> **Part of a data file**
§
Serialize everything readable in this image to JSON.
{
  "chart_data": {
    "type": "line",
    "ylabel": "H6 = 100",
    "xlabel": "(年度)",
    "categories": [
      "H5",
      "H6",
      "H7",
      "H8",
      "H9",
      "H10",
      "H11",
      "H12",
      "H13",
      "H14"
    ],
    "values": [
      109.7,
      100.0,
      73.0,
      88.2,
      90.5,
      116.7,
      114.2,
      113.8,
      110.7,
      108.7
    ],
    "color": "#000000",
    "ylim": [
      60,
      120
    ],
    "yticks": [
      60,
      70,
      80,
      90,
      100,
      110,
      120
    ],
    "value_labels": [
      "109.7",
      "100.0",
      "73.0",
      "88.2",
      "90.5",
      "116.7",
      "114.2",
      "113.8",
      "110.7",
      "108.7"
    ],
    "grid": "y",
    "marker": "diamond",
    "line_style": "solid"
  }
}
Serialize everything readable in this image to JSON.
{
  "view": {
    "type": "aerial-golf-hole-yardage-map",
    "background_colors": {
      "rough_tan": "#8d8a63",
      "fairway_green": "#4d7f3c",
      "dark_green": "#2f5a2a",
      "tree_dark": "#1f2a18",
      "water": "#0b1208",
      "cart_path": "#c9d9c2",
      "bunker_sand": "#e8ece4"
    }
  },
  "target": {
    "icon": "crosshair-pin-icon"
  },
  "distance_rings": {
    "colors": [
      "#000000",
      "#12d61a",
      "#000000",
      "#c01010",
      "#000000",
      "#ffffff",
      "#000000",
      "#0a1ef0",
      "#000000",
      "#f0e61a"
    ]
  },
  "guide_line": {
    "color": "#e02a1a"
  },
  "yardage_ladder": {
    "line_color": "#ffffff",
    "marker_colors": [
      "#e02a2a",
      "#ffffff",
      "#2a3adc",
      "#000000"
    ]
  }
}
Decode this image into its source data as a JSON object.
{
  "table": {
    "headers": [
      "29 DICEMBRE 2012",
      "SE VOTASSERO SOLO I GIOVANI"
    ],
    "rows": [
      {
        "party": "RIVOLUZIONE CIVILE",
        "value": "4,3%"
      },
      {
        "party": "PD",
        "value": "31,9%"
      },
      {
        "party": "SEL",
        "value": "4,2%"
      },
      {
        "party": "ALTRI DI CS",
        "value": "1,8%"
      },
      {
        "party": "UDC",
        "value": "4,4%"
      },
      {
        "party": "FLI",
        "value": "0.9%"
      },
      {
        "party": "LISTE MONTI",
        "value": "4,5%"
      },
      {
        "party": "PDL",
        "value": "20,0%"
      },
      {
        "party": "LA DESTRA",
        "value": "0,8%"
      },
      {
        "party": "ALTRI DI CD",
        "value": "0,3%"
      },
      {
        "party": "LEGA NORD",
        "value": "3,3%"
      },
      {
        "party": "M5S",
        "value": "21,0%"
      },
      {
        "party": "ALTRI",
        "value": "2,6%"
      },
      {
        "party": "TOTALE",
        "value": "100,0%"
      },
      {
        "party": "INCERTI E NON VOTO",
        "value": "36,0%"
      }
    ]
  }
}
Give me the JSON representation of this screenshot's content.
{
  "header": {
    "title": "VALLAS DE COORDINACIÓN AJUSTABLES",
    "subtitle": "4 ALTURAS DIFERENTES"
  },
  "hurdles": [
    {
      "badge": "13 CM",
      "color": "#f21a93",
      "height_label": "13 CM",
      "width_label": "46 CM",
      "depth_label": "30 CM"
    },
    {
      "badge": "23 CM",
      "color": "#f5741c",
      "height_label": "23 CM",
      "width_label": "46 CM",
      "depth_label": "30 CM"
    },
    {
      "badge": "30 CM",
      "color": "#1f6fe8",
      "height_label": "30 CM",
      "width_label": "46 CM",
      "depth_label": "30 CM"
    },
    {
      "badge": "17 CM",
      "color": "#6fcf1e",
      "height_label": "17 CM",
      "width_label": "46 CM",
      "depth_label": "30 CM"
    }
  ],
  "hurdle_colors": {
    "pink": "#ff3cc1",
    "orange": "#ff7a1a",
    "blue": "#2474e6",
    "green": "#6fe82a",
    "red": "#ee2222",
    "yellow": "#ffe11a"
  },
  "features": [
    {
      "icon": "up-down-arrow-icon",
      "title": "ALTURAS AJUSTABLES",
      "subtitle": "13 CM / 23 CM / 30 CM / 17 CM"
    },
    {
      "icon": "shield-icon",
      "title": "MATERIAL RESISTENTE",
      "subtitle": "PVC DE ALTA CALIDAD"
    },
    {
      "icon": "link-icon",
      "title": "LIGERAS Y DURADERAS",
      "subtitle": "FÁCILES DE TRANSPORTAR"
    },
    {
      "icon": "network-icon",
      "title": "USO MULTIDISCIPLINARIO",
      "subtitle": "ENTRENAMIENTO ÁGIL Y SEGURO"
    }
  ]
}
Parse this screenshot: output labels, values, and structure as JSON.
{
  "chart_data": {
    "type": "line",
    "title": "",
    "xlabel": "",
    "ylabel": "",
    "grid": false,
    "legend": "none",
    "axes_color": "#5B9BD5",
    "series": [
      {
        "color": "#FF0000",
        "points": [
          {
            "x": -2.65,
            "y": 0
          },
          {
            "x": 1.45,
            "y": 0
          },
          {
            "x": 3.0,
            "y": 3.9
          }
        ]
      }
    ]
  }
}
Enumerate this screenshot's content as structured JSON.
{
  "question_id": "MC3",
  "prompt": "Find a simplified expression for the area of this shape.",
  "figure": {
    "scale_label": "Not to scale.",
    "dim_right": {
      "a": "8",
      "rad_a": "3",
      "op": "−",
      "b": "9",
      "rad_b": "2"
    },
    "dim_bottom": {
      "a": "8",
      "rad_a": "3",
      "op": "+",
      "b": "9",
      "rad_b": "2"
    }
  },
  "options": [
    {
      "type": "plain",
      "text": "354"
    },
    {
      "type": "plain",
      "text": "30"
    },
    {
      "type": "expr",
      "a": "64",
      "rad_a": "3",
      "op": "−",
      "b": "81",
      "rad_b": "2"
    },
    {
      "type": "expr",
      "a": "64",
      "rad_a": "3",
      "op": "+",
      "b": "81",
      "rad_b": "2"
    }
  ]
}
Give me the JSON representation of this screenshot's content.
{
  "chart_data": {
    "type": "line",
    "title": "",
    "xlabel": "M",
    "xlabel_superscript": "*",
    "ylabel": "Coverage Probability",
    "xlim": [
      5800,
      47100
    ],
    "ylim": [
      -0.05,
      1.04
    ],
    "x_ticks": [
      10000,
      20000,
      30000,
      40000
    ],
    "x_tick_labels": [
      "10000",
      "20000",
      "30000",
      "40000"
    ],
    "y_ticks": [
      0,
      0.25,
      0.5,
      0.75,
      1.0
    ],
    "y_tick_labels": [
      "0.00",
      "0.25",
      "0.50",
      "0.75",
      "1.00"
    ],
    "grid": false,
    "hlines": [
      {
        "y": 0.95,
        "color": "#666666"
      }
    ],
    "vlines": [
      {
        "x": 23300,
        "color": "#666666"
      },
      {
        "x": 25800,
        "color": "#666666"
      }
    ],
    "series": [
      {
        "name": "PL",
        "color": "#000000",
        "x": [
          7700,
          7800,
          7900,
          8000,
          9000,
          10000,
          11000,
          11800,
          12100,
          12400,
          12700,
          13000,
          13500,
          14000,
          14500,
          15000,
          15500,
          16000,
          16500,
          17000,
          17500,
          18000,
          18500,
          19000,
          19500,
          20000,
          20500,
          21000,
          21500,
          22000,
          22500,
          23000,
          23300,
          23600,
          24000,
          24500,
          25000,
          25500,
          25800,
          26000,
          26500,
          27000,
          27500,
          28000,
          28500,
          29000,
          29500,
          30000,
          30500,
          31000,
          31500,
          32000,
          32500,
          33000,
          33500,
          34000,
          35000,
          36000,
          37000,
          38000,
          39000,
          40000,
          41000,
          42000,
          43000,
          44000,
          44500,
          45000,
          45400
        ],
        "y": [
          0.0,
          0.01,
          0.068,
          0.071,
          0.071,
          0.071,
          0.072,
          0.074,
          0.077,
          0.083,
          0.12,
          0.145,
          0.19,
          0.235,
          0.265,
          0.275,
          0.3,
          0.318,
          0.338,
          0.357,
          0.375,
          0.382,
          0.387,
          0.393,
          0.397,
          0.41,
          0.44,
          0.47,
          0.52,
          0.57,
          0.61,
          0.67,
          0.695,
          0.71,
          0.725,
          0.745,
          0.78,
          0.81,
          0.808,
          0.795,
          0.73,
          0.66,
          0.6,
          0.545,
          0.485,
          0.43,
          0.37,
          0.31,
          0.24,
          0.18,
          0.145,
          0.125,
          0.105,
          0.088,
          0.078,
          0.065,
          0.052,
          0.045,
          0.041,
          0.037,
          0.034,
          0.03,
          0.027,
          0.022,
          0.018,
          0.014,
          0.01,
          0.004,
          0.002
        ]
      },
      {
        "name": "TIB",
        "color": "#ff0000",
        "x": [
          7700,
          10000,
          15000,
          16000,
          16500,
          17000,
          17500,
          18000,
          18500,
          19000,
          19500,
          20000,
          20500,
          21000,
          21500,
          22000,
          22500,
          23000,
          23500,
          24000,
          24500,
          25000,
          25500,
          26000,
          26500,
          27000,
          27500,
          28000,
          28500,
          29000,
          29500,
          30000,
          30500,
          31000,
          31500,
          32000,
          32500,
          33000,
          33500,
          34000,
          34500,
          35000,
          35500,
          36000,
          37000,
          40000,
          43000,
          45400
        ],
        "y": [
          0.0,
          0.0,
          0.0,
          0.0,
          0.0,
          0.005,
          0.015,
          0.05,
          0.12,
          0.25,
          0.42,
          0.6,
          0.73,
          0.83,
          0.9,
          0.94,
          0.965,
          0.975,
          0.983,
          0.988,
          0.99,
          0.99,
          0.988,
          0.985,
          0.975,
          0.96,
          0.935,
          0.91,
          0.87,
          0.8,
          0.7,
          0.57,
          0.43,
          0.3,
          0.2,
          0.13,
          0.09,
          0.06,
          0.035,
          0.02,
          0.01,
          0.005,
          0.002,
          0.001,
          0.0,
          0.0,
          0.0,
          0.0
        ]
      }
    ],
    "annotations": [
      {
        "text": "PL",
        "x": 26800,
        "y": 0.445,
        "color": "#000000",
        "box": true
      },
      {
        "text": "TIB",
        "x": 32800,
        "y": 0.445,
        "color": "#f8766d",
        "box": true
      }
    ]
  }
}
§
> **TO DO**
Return only the number of lines in the preceding records that contain the string "this".

> **COMPLETE OUTPUT**
8